Task statement:
Please work out how many lines in the material contain "rubber" and give only that figure.

Records supplied:
START
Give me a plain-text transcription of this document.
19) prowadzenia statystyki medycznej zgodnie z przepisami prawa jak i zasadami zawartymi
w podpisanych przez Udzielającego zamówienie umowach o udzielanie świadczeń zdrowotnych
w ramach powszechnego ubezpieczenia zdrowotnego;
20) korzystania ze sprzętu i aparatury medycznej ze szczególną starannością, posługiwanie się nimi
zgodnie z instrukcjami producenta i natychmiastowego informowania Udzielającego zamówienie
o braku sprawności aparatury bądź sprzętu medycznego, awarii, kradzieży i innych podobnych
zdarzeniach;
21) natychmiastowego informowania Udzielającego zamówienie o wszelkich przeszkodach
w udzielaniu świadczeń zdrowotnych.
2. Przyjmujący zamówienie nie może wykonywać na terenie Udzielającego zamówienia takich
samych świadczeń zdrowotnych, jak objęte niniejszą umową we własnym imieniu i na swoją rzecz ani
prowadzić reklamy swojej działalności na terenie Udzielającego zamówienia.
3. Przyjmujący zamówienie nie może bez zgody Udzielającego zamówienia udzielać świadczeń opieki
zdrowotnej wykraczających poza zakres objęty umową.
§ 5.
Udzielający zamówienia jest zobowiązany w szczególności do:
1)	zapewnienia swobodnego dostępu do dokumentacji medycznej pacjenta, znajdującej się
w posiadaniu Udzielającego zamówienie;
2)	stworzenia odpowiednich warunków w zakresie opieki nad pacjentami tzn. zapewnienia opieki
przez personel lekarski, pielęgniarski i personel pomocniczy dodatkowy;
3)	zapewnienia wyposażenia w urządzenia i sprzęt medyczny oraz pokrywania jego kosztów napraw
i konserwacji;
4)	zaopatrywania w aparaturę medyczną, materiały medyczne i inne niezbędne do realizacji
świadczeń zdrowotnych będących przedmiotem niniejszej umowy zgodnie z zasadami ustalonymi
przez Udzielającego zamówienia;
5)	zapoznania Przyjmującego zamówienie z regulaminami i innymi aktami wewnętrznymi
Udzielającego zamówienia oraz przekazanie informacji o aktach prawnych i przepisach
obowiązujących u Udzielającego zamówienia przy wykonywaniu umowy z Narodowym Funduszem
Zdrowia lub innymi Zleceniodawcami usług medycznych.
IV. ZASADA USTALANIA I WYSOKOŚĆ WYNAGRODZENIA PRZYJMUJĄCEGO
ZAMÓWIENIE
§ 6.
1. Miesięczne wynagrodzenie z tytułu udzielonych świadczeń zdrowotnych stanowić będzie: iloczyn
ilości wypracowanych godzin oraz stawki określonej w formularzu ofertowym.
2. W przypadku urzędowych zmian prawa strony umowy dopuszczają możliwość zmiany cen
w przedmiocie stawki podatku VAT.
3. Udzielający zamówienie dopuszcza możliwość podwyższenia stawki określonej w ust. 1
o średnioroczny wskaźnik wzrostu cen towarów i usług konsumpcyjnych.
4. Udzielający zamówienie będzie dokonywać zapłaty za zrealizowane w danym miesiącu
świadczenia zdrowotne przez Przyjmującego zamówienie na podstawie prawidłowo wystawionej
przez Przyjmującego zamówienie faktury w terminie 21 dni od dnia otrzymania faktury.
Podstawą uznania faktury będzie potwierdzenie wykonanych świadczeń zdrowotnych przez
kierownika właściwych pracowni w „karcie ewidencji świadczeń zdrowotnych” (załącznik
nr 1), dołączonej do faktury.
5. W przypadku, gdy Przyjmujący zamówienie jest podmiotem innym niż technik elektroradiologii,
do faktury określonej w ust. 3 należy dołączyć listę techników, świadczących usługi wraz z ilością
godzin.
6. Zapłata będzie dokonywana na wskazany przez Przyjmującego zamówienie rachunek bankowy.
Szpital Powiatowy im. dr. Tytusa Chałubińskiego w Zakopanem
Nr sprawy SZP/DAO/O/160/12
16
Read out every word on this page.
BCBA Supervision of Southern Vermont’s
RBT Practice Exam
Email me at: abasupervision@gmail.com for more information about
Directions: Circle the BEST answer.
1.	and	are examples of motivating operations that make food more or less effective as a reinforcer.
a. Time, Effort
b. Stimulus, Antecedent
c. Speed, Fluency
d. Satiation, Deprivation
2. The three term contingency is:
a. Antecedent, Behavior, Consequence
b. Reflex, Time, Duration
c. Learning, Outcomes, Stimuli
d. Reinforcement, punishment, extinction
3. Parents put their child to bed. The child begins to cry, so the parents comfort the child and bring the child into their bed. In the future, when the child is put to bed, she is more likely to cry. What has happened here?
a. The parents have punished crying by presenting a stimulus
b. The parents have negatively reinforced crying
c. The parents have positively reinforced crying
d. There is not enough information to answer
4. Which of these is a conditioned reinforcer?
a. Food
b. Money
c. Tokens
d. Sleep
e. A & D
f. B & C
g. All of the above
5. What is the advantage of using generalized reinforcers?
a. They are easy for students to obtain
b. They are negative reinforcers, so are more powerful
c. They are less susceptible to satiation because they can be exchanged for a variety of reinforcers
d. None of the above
END
START
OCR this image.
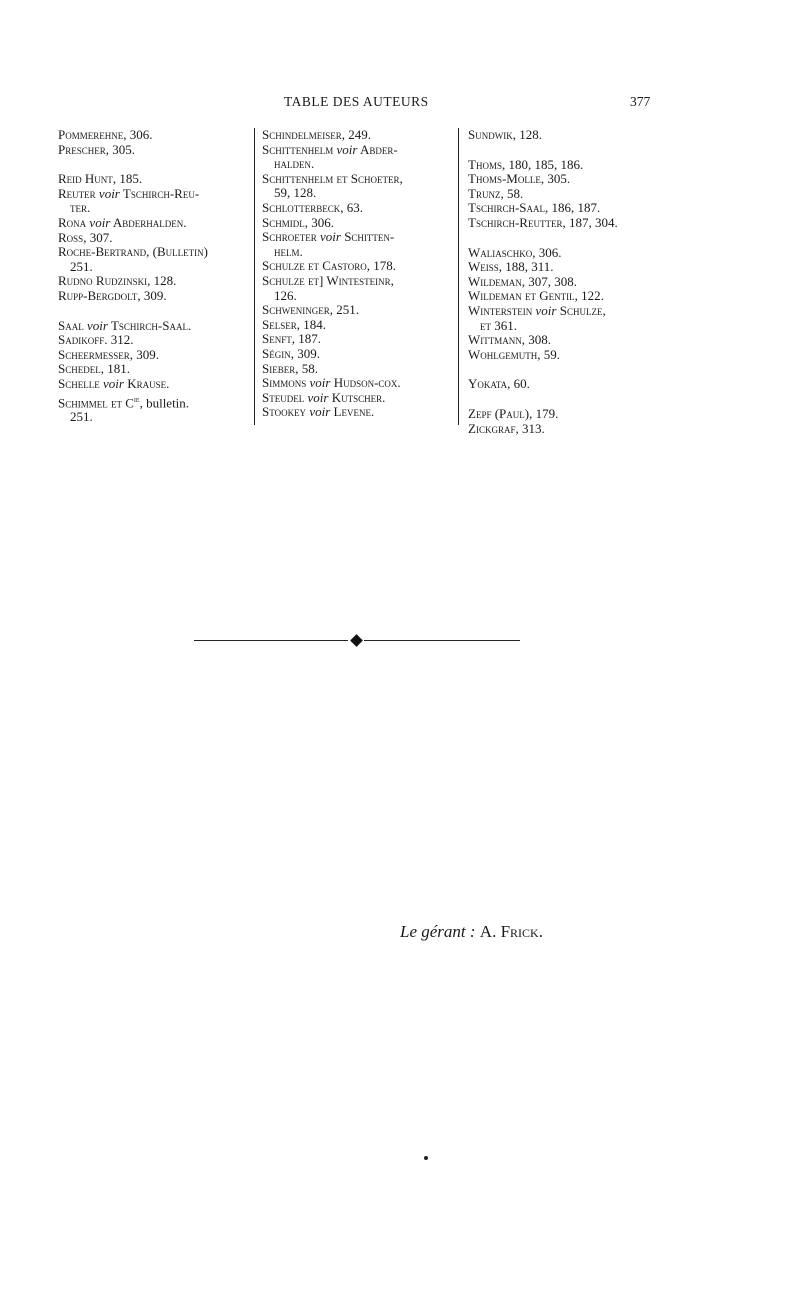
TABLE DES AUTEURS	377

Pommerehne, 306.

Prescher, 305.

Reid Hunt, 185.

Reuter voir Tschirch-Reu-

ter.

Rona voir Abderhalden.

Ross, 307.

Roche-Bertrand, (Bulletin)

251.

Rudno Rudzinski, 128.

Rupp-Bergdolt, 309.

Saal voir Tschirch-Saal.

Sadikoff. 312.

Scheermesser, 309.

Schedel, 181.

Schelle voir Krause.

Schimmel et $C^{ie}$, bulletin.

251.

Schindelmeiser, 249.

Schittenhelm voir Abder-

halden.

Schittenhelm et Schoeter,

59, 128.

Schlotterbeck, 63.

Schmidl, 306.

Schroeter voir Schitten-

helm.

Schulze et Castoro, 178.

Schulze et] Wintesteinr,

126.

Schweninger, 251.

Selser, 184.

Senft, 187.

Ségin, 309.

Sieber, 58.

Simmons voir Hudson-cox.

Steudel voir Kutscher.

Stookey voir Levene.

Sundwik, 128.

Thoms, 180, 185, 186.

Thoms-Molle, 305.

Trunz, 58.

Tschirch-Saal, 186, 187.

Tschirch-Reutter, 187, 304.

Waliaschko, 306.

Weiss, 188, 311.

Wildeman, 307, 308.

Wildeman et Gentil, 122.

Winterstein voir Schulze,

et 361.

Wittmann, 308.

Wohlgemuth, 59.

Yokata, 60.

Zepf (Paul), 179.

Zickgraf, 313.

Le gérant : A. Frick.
END
START
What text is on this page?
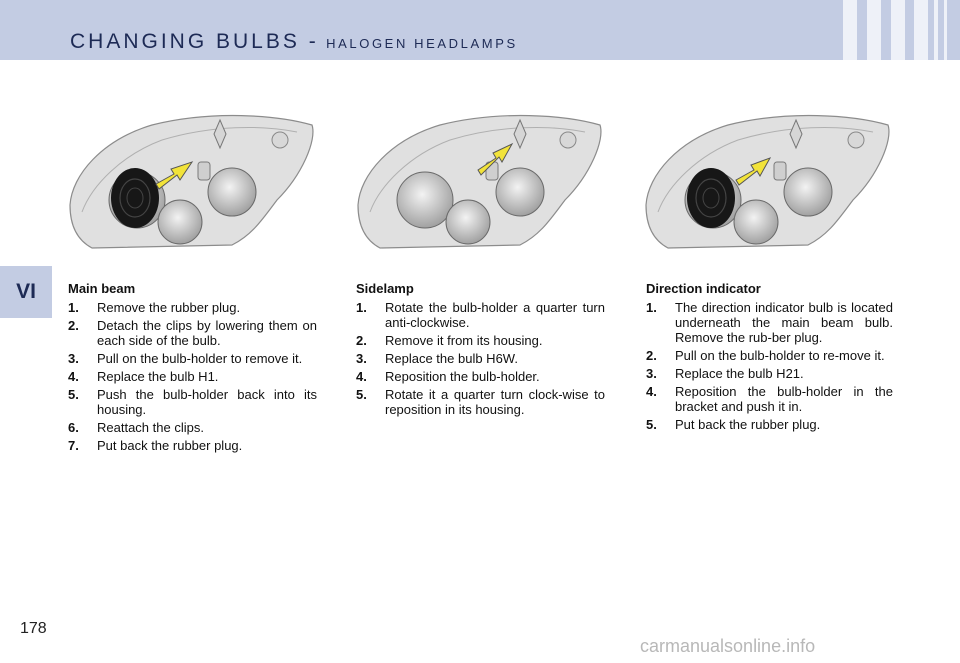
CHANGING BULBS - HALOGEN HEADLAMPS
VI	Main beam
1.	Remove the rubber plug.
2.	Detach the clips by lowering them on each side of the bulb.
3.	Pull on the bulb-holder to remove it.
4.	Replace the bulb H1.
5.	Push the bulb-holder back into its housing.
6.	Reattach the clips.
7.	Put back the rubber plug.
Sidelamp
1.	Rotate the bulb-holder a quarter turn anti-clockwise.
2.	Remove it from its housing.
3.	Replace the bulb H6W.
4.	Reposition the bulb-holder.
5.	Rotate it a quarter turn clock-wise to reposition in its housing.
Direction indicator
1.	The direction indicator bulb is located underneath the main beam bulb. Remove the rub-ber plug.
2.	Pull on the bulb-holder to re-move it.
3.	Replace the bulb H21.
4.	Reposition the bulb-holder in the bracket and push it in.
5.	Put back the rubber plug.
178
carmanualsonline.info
END
Complete response:
3